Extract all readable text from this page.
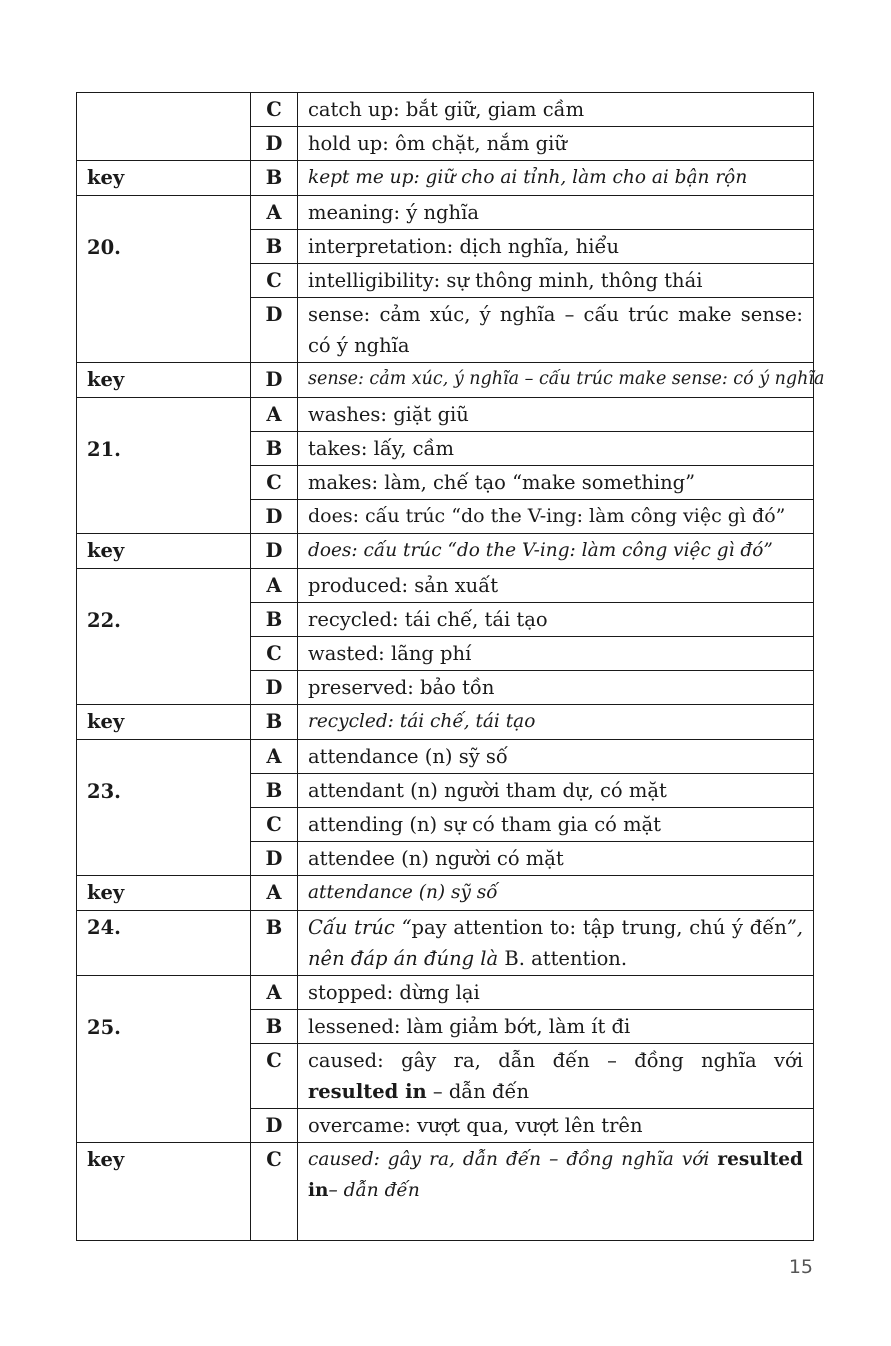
	C	catch up: bắt giữ, giam cầm
	D	hold up: ôm chặt, nắm giữ
key	B	kept me up: giữ cho ai tỉnh, làm cho ai bận rộn
20.	A	meaning: ý nghĩa
	B	interpretation: dịch nghĩa, hiểu
	C	intelligibility: sự thông minh, thông thái
	D	sense: cảm xúc, ý nghĩa – cấu trúc make sense: có ý nghĩa
key	D	sense: cảm xúc, ý nghĩa – cấu trúc make sense: có ý nghĩa
21.	A	washes: giặt giũ
	B	takes: lấy, cầm
	C	makes: làm, chế tạo “make something”
	D	does: cấu trúc “do the V-ing: làm công việc gì đó”
key	D	does: cấu trúc “do the V-ing: làm công việc gì đó”
22.	A	produced: sản xuất
	B	recycled: tái chế, tái tạo
	C	wasted: lãng phí
	D	preserved: bảo tồn
key	B	recycled: tái chế, tái tạo
23.	A	attendance (n) sỹ số
	B	attendant (n) người tham dự, có mặt
	C	attending (n) sự có tham gia có mặt
	D	attendee (n) người có mặt
key	A	attendance (n) sỹ số
24.	B	Cấu trúc “pay attention to: tập trung, chú ý đến”, nên đáp án đúng là B. attention.
25.	A	stopped: dừng lại
	B	lessened: làm giảm bớt, làm ít đi
	C	caused: gây ra, dẫn đến – đồng nghĩa với resulted in – dẫn đến
	D	overcame: vượt qua, vượt lên trên
key	C	caused: gây ra, dẫn đến – đồng nghĩa với resulted in– dẫn đến
15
━━━━━━
EXERCISE BRIEF |
Check each line above for the word "resulted", and copy the lines where it appears.

WRITTEN RESPONSE |
	C	caused: gây ra, dẫn đến – đồng nghĩa với resulted in – dẫn đến
key	C	caused: gây ra, dẫn đến – đồng nghĩa với resulted in– dẫn đến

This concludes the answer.